■ Stated exercise
Output the material beneath exactly, leaving nothing out.

Records from a data collection:
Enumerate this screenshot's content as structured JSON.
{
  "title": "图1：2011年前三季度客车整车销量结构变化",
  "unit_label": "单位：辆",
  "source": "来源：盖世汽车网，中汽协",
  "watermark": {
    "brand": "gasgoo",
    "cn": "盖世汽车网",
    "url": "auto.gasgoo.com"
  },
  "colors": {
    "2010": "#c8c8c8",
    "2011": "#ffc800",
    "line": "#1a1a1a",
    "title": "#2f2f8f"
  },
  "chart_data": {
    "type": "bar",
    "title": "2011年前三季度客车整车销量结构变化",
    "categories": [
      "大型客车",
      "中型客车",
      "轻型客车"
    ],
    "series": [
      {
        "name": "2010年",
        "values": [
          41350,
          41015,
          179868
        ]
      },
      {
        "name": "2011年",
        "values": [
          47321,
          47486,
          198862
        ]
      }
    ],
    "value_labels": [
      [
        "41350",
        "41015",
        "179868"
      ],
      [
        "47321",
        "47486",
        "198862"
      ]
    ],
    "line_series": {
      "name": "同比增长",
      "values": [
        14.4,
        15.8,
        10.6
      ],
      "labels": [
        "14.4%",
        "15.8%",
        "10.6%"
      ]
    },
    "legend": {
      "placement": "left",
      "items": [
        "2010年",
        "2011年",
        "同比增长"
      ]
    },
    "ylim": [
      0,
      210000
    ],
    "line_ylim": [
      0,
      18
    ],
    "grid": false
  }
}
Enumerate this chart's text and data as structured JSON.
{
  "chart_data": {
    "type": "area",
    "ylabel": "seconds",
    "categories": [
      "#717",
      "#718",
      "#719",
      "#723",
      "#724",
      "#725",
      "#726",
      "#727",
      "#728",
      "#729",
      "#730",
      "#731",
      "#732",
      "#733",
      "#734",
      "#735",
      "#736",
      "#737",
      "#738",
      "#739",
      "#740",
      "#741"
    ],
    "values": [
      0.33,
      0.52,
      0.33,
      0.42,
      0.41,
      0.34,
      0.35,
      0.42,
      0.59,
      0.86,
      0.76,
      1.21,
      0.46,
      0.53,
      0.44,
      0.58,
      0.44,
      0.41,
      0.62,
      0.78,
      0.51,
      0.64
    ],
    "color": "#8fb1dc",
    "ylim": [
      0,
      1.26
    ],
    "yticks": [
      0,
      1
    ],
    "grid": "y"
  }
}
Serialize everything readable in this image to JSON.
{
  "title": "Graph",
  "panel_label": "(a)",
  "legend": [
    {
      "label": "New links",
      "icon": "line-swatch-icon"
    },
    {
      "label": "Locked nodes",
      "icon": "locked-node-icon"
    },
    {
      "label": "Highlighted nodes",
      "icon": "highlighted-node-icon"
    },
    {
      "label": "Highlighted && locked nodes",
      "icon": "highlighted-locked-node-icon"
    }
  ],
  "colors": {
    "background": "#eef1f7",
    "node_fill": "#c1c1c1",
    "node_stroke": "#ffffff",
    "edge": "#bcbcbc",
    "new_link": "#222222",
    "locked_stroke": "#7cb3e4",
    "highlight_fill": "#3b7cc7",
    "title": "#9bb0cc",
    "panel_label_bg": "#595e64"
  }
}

■ Completed exercise
Enumerate this screenshot's content as structured JSON.
{
  "title": "图1：2011年前三季度客车整车销量结构变化",
  "unit_label": "单位：辆",
  "source": "来源：盖世汽车网，中汽协",
  "watermark": {
    "brand": "gasgoo",
    "cn": "盖世汽车网",
    "url": "auto.gasgoo.com"
  },
  "colors": {
    "2010": "#c8c8c8",
    "2011": "#ffc800",
    "line": "#1a1a1a",
    "title": "#2f2f8f"
  },
  "chart_data": {
    "type": "bar",
    "title": "2011年前三季度客车整车销量结构变化",
    "categories": [
      "大型客车",
      "中型客车",
      "轻型客车"
    ],
    "series": [
      {
        "name": "2010年",
        "values": [
          41350,
          41015,
          179868
        ]
      },
      {
        "name": "2011年",
        "values": [
          47321,
          47486,
          198862
        ]
      }
    ],
    "value_labels": [
      [
        "41350",
        "41015",
        "179868"
      ],
      [
        "47321",
        "47486",
        "198862"
      ]
    ],
    "line_series": {
      "name": "同比增长",
      "values": [
        14.4,
        15.8,
        10.6
      ],
      "labels": [
        "14.4%",
        "15.8%",
        "10.6%"
      ]
    },
    "legend": {
      "placement": "left",
      "items": [
        "2010年",
        "2011年",
        "同比增长"
      ]
    },
    "ylim": [
      0,
      210000
    ],
    "line_ylim": [
      0,
      18
    ],
    "grid": false
  }
}
Enumerate this chart's text and data as structured JSON.
{
  "chart_data": {
    "type": "area",
    "ylabel": "seconds",
    "categories": [
      "#717",
      "#718",
      "#719",
      "#723",
      "#724",
      "#725",
      "#726",
      "#727",
      "#728",
      "#729",
      "#730",
      "#731",
      "#732",
      "#733",
      "#734",
      "#735",
      "#736",
      "#737",
      "#738",
      "#739",
      "#740",
      "#741"
    ],
    "values": [
      0.33,
      0.52,
      0.33,
      0.42,
      0.41,
      0.34,
      0.35,
      0.42,
      0.59,
      0.86,
      0.76,
      1.21,
      0.46,
      0.53,
      0.44,
      0.58,
      0.44,
      0.41,
      0.62,
      0.78,
      0.51,
      0.64
    ],
    "color": "#8fb1dc",
    "ylim": [
      0,
      1.26
    ],
    "yticks": [
      0,
      1
    ],
    "grid": "y"
  }
}
Serialize everything readable in this image to JSON.
{
  "title": "Graph",
  "panel_label": "(a)",
  "legend": [
    {
      "label": "New links",
      "icon": "line-swatch-icon"
    },
    {
      "label": "Locked nodes",
      "icon": "locked-node-icon"
    },
    {
      "label": "Highlighted nodes",
      "icon": "highlighted-node-icon"
    },
    {
      "label": "Highlighted && locked nodes",
      "icon": "highlighted-locked-node-icon"
    }
  ],
  "colors": {
    "background": "#eef1f7",
    "node_fill": "#c1c1c1",
    "node_stroke": "#ffffff",
    "edge": "#bcbcbc",
    "new_link": "#222222",
    "locked_stroke": "#7cb3e4",
    "highlight_fill": "#3b7cc7",
    "title": "#9bb0cc",
    "panel_label_bg": "#595e64"
  }
}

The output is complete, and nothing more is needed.